#### Written request:
Copy the data word for word, keeping every line.

Excerpt from a dataset
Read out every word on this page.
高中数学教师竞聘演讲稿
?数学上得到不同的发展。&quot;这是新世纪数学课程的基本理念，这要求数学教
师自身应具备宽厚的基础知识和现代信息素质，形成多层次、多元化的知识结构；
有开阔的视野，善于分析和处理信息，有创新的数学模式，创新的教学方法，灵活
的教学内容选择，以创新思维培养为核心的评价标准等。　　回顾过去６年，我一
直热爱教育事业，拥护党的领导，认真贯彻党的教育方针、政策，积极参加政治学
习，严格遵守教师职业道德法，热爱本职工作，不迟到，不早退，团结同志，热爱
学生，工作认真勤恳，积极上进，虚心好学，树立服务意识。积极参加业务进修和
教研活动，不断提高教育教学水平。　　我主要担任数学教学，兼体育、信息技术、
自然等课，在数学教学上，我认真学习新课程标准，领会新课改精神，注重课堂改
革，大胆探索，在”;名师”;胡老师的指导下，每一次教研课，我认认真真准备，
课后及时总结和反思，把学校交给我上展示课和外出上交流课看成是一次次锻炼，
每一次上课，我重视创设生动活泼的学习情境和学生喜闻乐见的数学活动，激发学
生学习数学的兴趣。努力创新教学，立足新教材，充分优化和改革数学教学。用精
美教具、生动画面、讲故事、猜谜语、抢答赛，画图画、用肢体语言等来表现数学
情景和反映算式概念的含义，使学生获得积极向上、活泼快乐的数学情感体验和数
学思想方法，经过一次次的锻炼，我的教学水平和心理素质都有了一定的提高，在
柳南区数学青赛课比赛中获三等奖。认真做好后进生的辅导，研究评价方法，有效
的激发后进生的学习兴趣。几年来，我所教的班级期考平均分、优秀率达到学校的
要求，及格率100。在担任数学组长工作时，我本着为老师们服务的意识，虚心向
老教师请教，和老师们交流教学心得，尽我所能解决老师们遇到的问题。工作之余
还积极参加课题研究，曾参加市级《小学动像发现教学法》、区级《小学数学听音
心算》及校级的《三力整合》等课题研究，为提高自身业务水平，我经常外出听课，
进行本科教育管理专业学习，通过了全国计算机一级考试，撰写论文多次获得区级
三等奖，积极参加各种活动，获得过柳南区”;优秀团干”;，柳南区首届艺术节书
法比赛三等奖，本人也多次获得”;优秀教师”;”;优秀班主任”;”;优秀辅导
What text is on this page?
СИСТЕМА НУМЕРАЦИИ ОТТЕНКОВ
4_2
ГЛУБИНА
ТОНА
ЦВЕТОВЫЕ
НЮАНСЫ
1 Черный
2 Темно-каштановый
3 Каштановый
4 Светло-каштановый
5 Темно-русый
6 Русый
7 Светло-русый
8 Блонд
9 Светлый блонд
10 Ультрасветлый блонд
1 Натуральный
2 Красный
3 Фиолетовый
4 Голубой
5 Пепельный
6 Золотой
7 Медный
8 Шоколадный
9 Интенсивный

#### The result:
Read out every word on this page.
高中数学教师竞聘演讲稿
?数学上得到不同的发展。&quot;这是新世纪数学课程的基本理念，这要求数学教
师自身应具备宽厚的基础知识和现代信息素质，形成多层次、多元化的知识结构；
有开阔的视野，善于分析和处理信息，有创新的数学模式，创新的教学方法，灵活
的教学内容选择，以创新思维培养为核心的评价标准等。　　回顾过去６年，我一
直热爱教育事业，拥护党的领导，认真贯彻党的教育方针、政策，积极参加政治学
习，严格遵守教师职业道德法，热爱本职工作，不迟到，不早退，团结同志，热爱
学生，工作认真勤恳，积极上进，虚心好学，树立服务意识。积极参加业务进修和
教研活动，不断提高教育教学水平。　　我主要担任数学教学，兼体育、信息技术、
自然等课，在数学教学上，我认真学习新课程标准，领会新课改精神，注重课堂改
革，大胆探索，在”;名师”;胡老师的指导下，每一次教研课，我认认真真准备，
课后及时总结和反思，把学校交给我上展示课和外出上交流课看成是一次次锻炼，
每一次上课，我重视创设生动活泼的学习情境和学生喜闻乐见的数学活动，激发学
生学习数学的兴趣。努力创新教学，立足新教材，充分优化和改革数学教学。用精
美教具、生动画面、讲故事、猜谜语、抢答赛，画图画、用肢体语言等来表现数学
情景和反映算式概念的含义，使学生获得积极向上、活泼快乐的数学情感体验和数
学思想方法，经过一次次的锻炼，我的教学水平和心理素质都有了一定的提高，在
柳南区数学青赛课比赛中获三等奖。认真做好后进生的辅导，研究评价方法，有效
的激发后进生的学习兴趣。几年来，我所教的班级期考平均分、优秀率达到学校的
要求，及格率100。在担任数学组长工作时，我本着为老师们服务的意识，虚心向
老教师请教，和老师们交流教学心得，尽我所能解决老师们遇到的问题。工作之余
还积极参加课题研究，曾参加市级《小学动像发现教学法》、区级《小学数学听音
心算》及校级的《三力整合》等课题研究，为提高自身业务水平，我经常外出听课，
进行本科教育管理专业学习，通过了全国计算机一级考试，撰写论文多次获得区级
三等奖，积极参加各种活动，获得过柳南区”;优秀团干”;，柳南区首届艺术节书
法比赛三等奖，本人也多次获得”;优秀教师”;”;优秀班主任”;”;优秀辅导
What text is on this page?
СИСТЕМА НУМЕРАЦИИ ОТТЕНКОВ
4_2
ГЛУБИНА
ТОНА
ЦВЕТОВЫЕ
НЮАНСЫ
1 Черный
2 Темно-каштановый
3 Каштановый
4 Светло-каштановый
5 Темно-русый
6 Русый
7 Светло-русый
8 Блонд
9 Светлый блонд
10 Ультрасветлый блонд
1 Натуральный
2 Красный
3 Фиолетовый
4 Голубой
5 Пепельный
6 Золотой
7 Медный
8 Шоколадный
9 Интенсивный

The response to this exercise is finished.